Dataset items:
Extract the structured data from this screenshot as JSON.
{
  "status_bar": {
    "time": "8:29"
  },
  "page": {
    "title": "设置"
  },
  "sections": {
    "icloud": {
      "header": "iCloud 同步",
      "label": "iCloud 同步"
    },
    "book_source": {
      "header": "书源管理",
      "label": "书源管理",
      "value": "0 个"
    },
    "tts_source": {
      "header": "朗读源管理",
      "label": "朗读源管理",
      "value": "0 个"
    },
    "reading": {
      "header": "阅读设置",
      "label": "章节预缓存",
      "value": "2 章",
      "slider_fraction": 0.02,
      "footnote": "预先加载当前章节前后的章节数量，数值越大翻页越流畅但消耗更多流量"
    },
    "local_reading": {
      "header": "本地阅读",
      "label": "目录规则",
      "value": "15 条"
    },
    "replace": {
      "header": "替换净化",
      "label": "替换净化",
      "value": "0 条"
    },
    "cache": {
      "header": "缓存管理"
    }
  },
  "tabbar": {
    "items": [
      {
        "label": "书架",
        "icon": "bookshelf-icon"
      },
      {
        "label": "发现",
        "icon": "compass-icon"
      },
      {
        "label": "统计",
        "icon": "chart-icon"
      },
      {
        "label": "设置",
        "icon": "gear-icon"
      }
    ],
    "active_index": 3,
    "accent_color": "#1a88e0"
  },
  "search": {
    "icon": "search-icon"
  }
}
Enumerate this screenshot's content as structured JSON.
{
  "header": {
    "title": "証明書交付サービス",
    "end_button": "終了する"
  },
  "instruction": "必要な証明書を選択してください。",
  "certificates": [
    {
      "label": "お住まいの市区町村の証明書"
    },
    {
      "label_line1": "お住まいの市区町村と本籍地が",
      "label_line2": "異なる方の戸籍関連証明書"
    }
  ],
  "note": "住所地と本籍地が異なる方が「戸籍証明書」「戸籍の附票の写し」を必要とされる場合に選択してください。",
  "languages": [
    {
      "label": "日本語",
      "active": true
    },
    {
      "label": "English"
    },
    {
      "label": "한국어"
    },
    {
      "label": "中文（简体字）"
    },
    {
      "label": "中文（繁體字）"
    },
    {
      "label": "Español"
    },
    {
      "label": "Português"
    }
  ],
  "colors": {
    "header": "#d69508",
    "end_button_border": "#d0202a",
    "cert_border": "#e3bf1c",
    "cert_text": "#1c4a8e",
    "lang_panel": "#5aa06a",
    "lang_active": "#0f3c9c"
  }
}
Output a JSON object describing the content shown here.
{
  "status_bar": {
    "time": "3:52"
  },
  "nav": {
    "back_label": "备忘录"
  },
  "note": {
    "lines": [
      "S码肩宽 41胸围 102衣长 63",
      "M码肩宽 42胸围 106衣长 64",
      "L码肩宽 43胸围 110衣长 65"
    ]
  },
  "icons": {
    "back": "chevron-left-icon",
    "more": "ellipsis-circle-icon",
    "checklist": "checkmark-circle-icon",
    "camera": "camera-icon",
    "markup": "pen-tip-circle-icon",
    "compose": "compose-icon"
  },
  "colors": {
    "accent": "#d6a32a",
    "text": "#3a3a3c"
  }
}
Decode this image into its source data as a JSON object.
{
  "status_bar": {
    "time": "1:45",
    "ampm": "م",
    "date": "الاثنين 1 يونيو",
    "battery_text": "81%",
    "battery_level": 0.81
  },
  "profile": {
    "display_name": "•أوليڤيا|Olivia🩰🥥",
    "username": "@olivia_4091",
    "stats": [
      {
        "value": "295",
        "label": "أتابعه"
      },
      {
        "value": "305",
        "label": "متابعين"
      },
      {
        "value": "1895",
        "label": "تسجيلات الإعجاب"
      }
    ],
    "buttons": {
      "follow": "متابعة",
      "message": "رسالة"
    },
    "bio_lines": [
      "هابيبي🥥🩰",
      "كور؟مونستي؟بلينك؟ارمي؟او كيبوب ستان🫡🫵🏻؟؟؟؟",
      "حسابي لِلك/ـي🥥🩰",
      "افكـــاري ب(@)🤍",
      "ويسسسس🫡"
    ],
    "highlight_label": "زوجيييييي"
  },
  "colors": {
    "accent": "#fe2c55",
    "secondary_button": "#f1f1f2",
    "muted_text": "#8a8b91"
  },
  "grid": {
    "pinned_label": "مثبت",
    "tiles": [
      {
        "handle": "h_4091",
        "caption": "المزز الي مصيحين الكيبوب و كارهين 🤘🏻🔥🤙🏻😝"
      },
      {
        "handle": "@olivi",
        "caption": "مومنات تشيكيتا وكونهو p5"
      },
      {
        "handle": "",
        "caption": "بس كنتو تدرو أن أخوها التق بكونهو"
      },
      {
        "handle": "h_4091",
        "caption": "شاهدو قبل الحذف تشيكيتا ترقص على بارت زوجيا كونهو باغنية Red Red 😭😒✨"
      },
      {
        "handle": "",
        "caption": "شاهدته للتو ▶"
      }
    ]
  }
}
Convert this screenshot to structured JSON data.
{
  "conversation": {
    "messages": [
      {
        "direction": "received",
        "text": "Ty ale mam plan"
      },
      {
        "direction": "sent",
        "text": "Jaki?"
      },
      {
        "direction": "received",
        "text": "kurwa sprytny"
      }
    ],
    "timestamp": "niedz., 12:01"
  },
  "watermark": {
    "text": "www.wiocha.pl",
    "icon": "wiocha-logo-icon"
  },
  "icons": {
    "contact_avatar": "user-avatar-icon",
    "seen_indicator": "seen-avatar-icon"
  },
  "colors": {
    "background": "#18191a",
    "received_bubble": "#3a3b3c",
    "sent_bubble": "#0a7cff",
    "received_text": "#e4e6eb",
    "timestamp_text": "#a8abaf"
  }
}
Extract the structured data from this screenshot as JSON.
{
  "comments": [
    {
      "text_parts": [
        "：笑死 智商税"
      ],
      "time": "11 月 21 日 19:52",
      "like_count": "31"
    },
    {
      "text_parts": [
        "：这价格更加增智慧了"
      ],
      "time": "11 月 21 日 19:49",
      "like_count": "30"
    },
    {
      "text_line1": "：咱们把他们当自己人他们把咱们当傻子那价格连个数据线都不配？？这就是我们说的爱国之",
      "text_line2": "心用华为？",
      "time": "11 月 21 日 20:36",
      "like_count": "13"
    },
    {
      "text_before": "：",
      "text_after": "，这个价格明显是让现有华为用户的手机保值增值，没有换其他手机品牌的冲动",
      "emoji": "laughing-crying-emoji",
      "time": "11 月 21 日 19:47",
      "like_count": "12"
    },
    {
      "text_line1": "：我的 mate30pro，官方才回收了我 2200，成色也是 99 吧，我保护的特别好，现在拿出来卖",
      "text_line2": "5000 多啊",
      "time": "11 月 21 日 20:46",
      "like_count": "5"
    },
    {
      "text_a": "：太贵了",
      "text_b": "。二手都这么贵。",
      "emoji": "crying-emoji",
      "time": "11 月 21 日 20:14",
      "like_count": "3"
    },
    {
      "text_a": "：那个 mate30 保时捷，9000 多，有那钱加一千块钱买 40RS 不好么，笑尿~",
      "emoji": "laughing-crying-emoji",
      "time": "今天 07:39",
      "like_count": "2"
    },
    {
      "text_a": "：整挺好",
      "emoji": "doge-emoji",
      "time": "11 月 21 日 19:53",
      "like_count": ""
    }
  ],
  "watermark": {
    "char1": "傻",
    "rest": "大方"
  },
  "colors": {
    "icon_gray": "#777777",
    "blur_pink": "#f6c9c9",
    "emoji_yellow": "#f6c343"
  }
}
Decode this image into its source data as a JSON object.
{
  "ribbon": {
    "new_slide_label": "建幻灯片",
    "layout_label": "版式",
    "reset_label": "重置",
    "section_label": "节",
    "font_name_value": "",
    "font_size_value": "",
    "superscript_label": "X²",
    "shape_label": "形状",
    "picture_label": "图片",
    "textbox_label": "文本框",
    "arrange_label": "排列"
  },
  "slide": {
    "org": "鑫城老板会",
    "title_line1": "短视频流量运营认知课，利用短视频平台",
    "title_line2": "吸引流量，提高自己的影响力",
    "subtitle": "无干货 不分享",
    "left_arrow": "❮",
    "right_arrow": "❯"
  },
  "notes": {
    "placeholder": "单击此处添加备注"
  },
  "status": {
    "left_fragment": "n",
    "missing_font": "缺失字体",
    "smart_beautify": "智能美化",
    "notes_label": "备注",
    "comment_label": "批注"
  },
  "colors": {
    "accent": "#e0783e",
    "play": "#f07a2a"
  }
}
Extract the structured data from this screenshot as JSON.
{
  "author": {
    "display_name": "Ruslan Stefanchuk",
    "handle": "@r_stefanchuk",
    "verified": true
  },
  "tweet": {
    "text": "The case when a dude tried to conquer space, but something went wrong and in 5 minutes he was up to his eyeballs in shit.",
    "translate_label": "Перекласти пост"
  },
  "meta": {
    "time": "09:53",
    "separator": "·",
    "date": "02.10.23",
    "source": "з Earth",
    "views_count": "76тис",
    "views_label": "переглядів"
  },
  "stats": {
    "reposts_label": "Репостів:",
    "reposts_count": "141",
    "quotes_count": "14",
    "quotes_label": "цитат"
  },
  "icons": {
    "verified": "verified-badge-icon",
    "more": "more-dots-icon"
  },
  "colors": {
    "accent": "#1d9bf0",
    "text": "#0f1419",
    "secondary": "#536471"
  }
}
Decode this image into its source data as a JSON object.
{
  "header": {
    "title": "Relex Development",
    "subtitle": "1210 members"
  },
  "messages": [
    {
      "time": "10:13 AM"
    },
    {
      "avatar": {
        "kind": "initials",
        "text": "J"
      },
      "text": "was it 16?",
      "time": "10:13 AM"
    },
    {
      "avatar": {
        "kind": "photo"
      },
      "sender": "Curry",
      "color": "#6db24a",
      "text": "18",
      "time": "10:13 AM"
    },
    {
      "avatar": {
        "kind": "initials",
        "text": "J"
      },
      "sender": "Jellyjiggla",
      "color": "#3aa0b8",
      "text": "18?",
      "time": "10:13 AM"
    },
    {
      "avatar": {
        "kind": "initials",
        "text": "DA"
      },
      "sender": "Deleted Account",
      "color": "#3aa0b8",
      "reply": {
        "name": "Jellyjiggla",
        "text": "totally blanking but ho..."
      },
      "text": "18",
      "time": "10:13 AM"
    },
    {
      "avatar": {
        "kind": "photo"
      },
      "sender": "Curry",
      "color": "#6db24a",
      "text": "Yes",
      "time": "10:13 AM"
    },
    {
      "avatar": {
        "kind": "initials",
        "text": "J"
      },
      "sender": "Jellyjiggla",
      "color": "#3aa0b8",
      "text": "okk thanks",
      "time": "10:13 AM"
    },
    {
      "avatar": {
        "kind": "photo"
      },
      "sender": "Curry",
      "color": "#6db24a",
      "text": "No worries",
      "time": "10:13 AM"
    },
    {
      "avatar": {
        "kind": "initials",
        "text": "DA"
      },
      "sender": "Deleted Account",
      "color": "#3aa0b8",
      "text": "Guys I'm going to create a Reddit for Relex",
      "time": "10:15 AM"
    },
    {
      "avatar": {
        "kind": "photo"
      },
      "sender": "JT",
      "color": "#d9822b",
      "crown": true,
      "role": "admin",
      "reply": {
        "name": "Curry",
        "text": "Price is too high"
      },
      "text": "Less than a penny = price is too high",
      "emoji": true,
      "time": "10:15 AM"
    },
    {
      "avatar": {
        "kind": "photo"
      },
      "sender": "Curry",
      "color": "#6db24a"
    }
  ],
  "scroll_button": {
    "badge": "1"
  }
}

# What the task requires
Gather and copy every line of the data in which the string "true" is found.

# Final result
      "active": true
    "verified": true
      "crown": true,
      "emoji": true,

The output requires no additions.